What you will do ▸
Provide a single number: the count of lines containing the string "conn".

Given data ▸
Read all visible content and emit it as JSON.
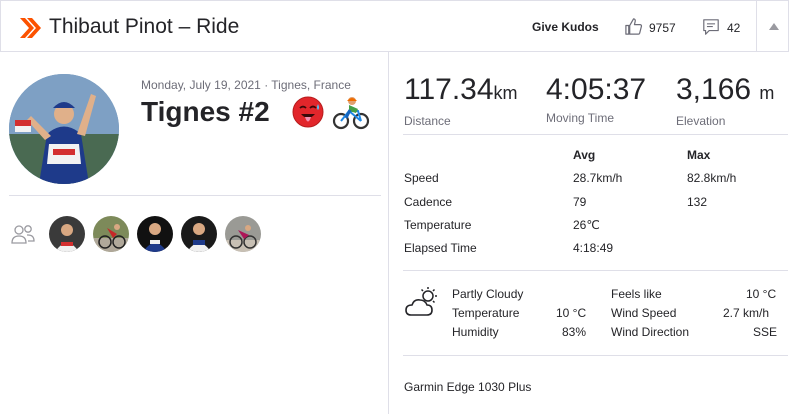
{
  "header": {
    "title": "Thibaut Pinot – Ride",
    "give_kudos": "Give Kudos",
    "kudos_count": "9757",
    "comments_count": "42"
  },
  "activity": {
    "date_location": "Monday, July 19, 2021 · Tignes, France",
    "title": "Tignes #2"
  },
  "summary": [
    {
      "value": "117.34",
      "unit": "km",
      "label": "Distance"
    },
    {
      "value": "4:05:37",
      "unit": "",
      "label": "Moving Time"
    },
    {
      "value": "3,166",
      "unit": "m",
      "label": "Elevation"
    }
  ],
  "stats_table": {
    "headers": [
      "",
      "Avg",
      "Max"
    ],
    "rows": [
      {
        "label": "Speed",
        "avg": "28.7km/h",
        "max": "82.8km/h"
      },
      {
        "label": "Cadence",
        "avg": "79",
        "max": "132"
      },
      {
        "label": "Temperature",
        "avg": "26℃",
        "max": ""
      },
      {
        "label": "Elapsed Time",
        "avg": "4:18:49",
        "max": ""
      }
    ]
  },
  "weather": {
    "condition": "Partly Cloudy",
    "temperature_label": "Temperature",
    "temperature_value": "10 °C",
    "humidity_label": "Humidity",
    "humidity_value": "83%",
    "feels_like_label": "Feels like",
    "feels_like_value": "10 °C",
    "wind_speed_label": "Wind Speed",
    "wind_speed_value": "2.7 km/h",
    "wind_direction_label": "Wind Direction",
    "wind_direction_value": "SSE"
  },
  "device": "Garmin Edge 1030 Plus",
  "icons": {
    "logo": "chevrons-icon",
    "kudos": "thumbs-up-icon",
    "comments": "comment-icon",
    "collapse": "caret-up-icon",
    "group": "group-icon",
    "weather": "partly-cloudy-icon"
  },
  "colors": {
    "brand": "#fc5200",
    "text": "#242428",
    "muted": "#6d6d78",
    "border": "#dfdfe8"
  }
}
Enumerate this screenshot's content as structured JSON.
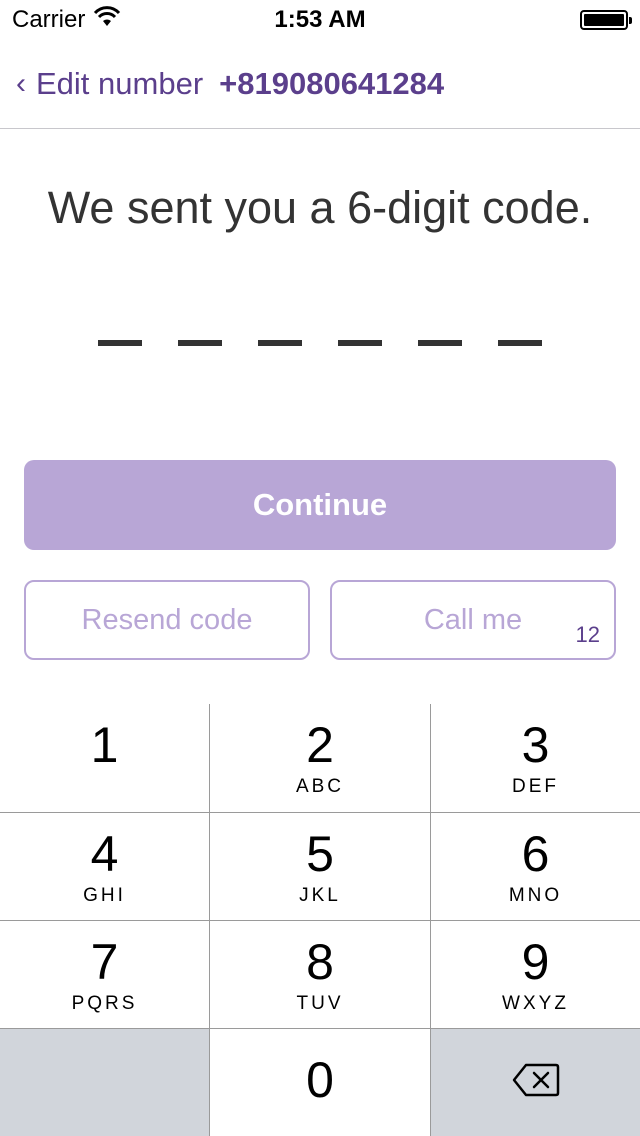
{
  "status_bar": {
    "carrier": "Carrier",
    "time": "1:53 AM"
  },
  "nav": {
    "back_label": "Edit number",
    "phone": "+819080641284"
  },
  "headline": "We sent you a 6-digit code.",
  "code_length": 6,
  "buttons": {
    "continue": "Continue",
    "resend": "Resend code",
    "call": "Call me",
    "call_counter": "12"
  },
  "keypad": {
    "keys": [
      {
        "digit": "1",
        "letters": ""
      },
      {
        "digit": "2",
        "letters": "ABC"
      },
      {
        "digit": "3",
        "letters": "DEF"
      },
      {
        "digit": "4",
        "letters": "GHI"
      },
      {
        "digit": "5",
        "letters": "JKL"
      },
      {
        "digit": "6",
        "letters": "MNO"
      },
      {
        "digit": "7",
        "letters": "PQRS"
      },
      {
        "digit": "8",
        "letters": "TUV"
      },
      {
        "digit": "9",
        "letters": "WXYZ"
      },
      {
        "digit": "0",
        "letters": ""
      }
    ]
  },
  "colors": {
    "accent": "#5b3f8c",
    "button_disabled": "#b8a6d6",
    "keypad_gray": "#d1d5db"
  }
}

---

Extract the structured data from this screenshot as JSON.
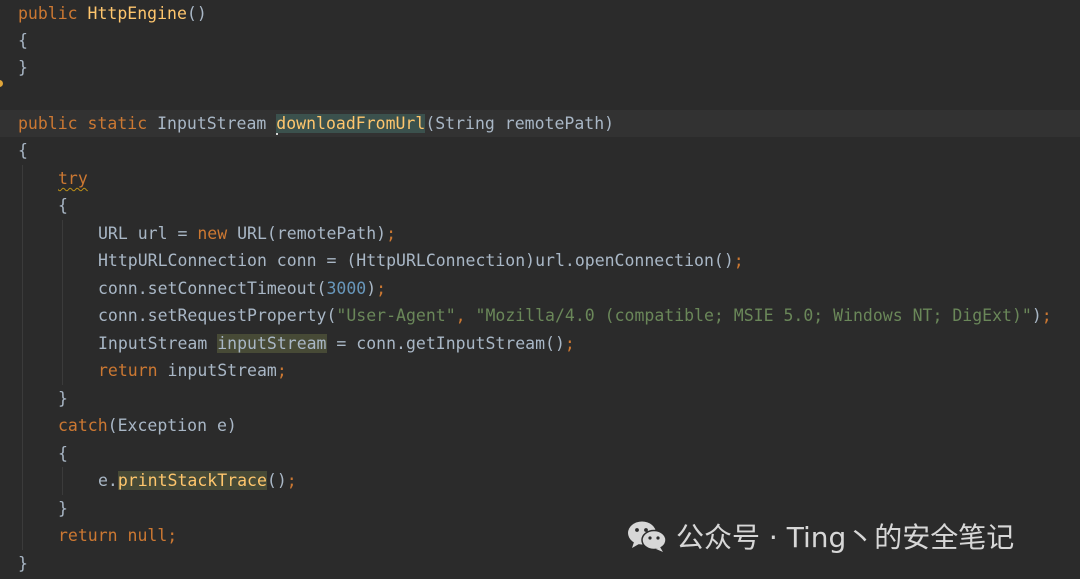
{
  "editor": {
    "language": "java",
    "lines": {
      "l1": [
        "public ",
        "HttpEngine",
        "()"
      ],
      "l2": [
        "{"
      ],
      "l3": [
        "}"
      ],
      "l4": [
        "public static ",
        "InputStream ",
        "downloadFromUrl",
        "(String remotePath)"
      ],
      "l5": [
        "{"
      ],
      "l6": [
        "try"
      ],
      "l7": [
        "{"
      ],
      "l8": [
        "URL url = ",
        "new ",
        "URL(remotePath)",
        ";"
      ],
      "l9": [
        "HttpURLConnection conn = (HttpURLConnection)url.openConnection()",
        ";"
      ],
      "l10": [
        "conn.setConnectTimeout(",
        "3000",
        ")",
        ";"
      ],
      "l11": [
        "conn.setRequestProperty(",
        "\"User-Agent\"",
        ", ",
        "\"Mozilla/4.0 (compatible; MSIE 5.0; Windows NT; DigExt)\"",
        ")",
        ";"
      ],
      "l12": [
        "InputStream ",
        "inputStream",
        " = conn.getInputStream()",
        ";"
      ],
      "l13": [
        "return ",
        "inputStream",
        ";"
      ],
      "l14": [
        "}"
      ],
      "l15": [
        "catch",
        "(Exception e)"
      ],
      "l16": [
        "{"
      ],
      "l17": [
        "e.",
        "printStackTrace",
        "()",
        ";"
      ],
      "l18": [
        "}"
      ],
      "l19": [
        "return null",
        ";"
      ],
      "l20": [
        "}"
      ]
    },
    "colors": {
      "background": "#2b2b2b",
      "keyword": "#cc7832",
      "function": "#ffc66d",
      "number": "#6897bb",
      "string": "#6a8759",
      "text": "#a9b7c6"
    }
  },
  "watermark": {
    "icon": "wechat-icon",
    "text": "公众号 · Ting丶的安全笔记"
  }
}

Exercise response ▸
4